• _Prompt_: Repeat all of the material below exactly as written, images excluded.

begin

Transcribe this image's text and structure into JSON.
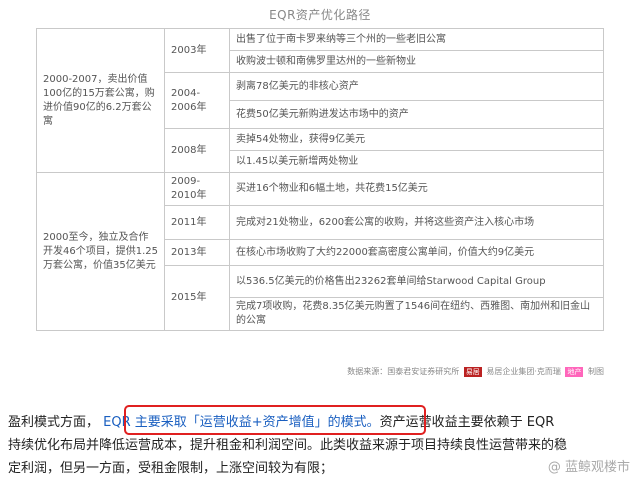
{
  "title": "EQR资产优化路径",
  "table": {
    "groups": [
      {
        "period": "2000-2007，卖出价值100亿的15万套公寓，购进价值90亿的6.2万套公寓",
        "years": [
          {
            "year": "2003年",
            "actions": [
              "出售了位于南卡罗来纳等三个州的一些老旧公寓",
              "收购波士顿和南佛罗里达州的一些新物业"
            ]
          },
          {
            "year": "2004-2006年",
            "actions": [
              "剥离78亿美元的非核心资产",
              "花费50亿美元新购进发达市场中的资产"
            ]
          },
          {
            "year": "2008年",
            "actions": [
              "卖掉54处物业，获得9亿美元",
              "以1.45以美元新增两处物业"
            ]
          }
        ]
      },
      {
        "period": "2000至今，独立及合作开发46个项目，提供1.25万套公寓，价值35亿美元",
        "years": [
          {
            "year": "2009-2010年",
            "actions": [
              "买进16个物业和6幅土地，共花费15亿美元"
            ]
          },
          {
            "year": "2011年",
            "actions": [
              "完成对21处物业，6200套公寓的收购，并将这些资产注入核心市场"
            ]
          },
          {
            "year": "2013年",
            "actions": [
              "在核心市场收购了大约22000套高密度公寓单间，价值大约9亿美元"
            ]
          },
          {
            "year": "2015年",
            "actions": [
              "以536.5亿美元的价格售出23262套单间给Starwood Capital Group",
              "完成7项收购，花费8.35亿美元购置了1546间在纽约、西雅图、南加州和旧金山的公寓"
            ]
          }
        ]
      }
    ]
  },
  "source": {
    "prefix": "数据来源：国泰君安证券研究所",
    "logo1": "易居",
    "middle": "易居企业集团·克而瑞",
    "logo2": "地产",
    "suffix": "制图"
  },
  "paragraph": {
    "line1_prefix": "盈利模式方面，",
    "line1_highlight": "EQR 主要采取「运营收益+资产增值」的模式。",
    "line1_suffix": "资产运营收益主要依赖于 EQR",
    "line2": "持续优化布局并降低运营成本，提升租金和利润空间。此类收益来源于项目持续良性运营带来的稳",
    "line3": "定利润，但另一方面，受租金限制，上涨空间较为有限；"
  },
  "watermark": "@ 蓝鲸观楼市",
  "colors": {
    "highlight_border": "#e02020",
    "highlight_text": "#1a5fc0",
    "table_border": "#c9c9c9"
  }
}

end

• _Response below_:
Transcribe this image's text and structure into JSON.
{
  "title": "EQR资产优化路径",
  "table": {
    "groups": [
      {
        "period": "2000-2007，卖出价值100亿的15万套公寓，购进价值90亿的6.2万套公寓",
        "years": [
          {
            "year": "2003年",
            "actions": [
              "出售了位于南卡罗来纳等三个州的一些老旧公寓",
              "收购波士顿和南佛罗里达州的一些新物业"
            ]
          },
          {
            "year": "2004-2006年",
            "actions": [
              "剥离78亿美元的非核心资产",
              "花费50亿美元新购进发达市场中的资产"
            ]
          },
          {
            "year": "2008年",
            "actions": [
              "卖掉54处物业，获得9亿美元",
              "以1.45以美元新增两处物业"
            ]
          }
        ]
      },
      {
        "period": "2000至今，独立及合作开发46个项目，提供1.25万套公寓，价值35亿美元",
        "years": [
          {
            "year": "2009-2010年",
            "actions": [
              "买进16个物业和6幅土地，共花费15亿美元"
            ]
          },
          {
            "year": "2011年",
            "actions": [
              "完成对21处物业，6200套公寓的收购，并将这些资产注入核心市场"
            ]
          },
          {
            "year": "2013年",
            "actions": [
              "在核心市场收购了大约22000套高密度公寓单间，价值大约9亿美元"
            ]
          },
          {
            "year": "2015年",
            "actions": [
              "以536.5亿美元的价格售出23262套单间给Starwood Capital Group",
              "完成7项收购，花费8.35亿美元购置了1546间在纽约、西雅图、南加州和旧金山的公寓"
            ]
          }
        ]
      }
    ]
  },
  "source": {
    "prefix": "数据来源：国泰君安证券研究所",
    "logo1": "易居",
    "middle": "易居企业集团·克而瑞",
    "logo2": "地产",
    "suffix": "制图"
  },
  "paragraph": {
    "line1_prefix": "盈利模式方面，",
    "line1_highlight": "EQR 主要采取「运营收益+资产增值」的模式。",
    "line1_suffix": "资产运营收益主要依赖于 EQR",
    "line2": "持续优化布局并降低运营成本，提升租金和利润空间。此类收益来源于项目持续良性运营带来的稳",
    "line3": "定利润，但另一方面，受租金限制，上涨空间较为有限；"
  },
  "watermark": "@ 蓝鲸观楼市",
  "colors": {
    "highlight_border": "#e02020",
    "highlight_text": "#1a5fc0",
    "table_border": "#c9c9c9"
  }
}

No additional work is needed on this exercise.